GOAL OF THE EXERCISE
Recast the material as a Markdown table with the columns "Row" and "Material line", omitting blank lines. Include only the part that runs from the first line of the material through the line containing "data-label-2018: 2100 (488, 261, 519, 277)", with both ends included.

ITEMS
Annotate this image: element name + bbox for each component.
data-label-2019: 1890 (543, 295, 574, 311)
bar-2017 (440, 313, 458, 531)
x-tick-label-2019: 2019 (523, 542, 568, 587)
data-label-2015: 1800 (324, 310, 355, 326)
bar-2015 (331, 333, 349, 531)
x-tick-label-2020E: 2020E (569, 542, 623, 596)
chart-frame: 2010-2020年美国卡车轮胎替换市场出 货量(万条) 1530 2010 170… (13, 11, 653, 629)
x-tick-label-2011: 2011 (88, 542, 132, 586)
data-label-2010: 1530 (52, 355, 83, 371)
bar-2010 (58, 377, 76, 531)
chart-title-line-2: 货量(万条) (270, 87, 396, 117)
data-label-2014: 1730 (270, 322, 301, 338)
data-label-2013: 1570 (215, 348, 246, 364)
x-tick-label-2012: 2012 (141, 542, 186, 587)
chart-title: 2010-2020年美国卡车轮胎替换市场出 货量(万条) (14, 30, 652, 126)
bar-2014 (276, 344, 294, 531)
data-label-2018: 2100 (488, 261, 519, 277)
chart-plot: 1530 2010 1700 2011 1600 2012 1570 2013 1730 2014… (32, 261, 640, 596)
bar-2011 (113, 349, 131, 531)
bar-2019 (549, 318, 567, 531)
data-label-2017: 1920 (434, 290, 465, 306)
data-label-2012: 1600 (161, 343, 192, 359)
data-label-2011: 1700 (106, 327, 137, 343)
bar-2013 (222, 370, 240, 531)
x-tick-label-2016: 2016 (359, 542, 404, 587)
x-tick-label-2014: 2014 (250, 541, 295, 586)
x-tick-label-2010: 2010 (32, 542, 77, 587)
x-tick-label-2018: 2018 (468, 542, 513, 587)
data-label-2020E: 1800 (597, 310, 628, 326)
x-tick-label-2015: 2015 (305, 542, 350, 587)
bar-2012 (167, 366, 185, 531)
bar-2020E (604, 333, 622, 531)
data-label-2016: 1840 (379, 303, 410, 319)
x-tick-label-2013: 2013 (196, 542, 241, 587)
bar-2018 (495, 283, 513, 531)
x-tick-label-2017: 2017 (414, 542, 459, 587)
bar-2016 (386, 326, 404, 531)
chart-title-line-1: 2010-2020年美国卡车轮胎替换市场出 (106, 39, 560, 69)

COMPLETE ANSWER
| Row | Material line |
|---|---|
| 1 | Annotate this image: element name + bbox for each component. |
| 2 | data-label-2019: 1890 (543, 295, 574, 311) |
| 3 | bar-2017 (440, 313, 458, 531) |
| 4 | x-tick-label-2019: 2019 (523, 542, 568, 587) |
| 5 | data-label-2015: 1800 (324, 310, 355, 326) |
| 6 | bar-2015 (331, 333, 349, 531) |
| 7 | x-tick-label-2020E: 2020E (569, 542, 623, 596) |
| 8 | chart-frame: 2010-2020年美国卡车轮胎替换市场出 货量(万条) 1530 2010 170… (13, 11, 653, 629) |
| 9 | x-tick-label-2011: 2011 (88, 542, 132, 586) |
| 10 | data-label-2010: 1530 (52, 355, 83, 371) |
| 11 | bar-2010 (58, 377, 76, 531) |
| 12 | chart-title-line-2: 货量(万条) (270, 87, 396, 117) |
| 13 | data-label-2014: 1730 (270, 322, 301, 338) |
| 14 | data-label-2013: 1570 (215, 348, 246, 364) |
| 15 | x-tick-label-2012: 2012 (141, 542, 186, 587) |
| 16 | chart-title: 2010-2020年美国卡车轮胎替换市场出 货量(万条) (14, 30, 652, 126) |
| 17 | bar-2014 (276, 344, 294, 531) |
| 18 | data-label-2018: 2100 (488, 261, 519, 277) |